_The task_. Go through each line of the records below and count those with the word "icon"; give only the total.

** Start Data to use **

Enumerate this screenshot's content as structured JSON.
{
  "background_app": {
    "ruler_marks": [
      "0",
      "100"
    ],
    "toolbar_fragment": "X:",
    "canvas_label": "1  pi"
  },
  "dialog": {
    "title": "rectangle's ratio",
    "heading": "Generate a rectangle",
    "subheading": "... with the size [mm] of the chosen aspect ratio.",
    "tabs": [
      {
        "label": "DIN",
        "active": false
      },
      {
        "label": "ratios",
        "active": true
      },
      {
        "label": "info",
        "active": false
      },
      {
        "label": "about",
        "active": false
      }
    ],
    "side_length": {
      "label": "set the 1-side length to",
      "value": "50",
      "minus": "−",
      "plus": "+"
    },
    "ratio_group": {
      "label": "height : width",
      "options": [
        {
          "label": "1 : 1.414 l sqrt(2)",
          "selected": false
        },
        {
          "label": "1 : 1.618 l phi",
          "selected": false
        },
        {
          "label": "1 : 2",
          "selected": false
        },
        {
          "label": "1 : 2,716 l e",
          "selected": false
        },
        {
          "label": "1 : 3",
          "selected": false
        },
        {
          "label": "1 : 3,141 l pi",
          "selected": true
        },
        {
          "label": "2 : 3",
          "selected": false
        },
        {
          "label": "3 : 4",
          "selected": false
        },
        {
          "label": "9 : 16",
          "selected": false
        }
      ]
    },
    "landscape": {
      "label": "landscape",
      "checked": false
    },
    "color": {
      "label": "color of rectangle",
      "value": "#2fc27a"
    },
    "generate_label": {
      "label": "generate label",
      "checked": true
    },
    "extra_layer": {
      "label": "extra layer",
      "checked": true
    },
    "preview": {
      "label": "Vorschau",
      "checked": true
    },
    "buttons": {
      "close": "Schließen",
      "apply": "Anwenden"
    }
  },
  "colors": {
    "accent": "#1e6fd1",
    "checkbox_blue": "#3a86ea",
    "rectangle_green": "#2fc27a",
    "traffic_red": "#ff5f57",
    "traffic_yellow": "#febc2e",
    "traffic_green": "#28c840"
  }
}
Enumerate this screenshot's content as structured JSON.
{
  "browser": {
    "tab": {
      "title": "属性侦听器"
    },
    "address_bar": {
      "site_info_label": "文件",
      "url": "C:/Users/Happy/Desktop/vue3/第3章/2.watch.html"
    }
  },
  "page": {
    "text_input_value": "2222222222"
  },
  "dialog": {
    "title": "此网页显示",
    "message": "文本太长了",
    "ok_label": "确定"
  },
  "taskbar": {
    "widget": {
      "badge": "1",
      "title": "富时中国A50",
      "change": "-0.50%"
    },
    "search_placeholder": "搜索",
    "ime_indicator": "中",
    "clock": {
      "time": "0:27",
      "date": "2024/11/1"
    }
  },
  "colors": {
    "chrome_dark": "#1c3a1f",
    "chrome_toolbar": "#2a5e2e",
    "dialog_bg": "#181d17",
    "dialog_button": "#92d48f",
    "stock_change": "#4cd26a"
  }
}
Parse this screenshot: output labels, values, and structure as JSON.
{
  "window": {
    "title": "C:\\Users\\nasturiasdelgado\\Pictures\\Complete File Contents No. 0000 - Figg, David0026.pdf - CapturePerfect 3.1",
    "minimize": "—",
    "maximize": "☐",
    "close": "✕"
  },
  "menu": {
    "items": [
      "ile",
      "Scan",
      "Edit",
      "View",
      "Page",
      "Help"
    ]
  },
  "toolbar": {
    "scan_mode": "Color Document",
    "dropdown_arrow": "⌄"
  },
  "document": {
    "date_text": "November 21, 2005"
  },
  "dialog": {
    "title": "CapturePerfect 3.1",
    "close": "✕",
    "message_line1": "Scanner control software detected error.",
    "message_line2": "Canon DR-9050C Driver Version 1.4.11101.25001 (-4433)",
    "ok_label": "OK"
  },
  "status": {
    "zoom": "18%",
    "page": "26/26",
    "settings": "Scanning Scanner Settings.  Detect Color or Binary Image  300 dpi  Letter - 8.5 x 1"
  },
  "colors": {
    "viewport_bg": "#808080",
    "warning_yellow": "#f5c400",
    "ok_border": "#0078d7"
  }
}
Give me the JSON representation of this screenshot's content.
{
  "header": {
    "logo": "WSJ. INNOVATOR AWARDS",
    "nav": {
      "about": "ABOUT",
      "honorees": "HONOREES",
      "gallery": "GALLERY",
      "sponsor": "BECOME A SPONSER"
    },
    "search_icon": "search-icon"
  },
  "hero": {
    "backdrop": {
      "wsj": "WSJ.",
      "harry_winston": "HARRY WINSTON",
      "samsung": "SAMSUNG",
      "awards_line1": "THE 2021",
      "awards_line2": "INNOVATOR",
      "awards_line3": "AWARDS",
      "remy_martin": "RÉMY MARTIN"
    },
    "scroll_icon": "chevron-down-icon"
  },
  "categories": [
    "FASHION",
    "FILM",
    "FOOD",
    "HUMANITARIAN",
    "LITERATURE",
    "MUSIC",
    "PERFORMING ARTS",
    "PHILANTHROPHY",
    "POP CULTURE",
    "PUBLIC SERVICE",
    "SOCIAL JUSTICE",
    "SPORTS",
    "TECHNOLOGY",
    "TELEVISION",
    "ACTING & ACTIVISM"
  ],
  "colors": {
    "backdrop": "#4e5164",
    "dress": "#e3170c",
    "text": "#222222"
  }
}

** End Data to use **

_Written reply_. 2